**What is asked:** Copy each line in the data that includes the word "title".

#### Material provided ####

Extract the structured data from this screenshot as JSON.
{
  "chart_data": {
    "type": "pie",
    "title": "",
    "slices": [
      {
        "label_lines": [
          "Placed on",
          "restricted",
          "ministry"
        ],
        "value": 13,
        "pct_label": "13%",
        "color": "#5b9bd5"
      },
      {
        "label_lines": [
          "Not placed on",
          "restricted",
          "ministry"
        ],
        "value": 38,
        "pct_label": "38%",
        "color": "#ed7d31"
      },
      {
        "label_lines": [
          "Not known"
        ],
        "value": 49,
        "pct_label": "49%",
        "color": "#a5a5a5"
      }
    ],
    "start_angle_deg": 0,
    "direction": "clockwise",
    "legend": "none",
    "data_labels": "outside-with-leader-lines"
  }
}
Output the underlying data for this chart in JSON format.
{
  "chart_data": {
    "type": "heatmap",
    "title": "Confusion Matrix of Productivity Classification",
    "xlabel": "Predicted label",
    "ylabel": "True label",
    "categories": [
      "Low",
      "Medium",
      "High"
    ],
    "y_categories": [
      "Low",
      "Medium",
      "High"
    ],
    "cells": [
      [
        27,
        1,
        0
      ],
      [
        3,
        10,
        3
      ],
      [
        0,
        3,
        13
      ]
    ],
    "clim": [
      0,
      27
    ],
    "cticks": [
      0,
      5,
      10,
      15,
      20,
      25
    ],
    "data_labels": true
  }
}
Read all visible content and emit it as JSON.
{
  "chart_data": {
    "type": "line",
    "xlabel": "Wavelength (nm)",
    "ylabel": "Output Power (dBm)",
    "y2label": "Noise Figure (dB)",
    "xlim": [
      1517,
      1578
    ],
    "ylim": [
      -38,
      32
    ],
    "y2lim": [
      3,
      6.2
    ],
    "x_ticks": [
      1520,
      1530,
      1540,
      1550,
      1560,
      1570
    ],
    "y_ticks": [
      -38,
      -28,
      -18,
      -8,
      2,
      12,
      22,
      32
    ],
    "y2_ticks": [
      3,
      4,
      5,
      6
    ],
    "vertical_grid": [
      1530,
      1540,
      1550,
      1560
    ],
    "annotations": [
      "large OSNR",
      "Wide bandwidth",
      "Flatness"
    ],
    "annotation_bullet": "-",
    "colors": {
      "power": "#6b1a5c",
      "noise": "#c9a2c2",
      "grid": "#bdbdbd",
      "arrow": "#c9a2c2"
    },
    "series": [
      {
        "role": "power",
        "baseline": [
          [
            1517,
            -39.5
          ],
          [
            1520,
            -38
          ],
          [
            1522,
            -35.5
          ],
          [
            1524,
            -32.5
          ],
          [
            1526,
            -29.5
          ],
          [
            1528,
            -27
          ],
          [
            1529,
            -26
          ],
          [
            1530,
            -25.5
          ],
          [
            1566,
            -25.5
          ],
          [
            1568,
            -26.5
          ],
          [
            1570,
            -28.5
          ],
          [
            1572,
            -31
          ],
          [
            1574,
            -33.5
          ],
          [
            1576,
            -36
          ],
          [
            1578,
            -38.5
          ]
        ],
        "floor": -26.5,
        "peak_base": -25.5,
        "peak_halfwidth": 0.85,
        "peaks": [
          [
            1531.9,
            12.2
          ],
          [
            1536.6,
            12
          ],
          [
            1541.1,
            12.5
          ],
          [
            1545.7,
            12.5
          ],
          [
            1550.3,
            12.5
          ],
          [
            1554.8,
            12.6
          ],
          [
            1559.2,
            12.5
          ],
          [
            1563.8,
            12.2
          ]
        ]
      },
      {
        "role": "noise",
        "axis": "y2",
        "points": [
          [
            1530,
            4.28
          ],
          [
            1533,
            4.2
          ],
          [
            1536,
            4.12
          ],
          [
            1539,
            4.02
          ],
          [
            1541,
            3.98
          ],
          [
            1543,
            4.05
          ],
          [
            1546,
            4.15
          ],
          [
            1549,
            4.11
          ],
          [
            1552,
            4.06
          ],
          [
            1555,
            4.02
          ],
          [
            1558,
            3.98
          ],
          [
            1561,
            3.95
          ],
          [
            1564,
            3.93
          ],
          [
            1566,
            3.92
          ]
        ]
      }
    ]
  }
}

####

**Response for this exercise:**
    "title": "",
    "title": "Confusion Matrix of Productivity Classification",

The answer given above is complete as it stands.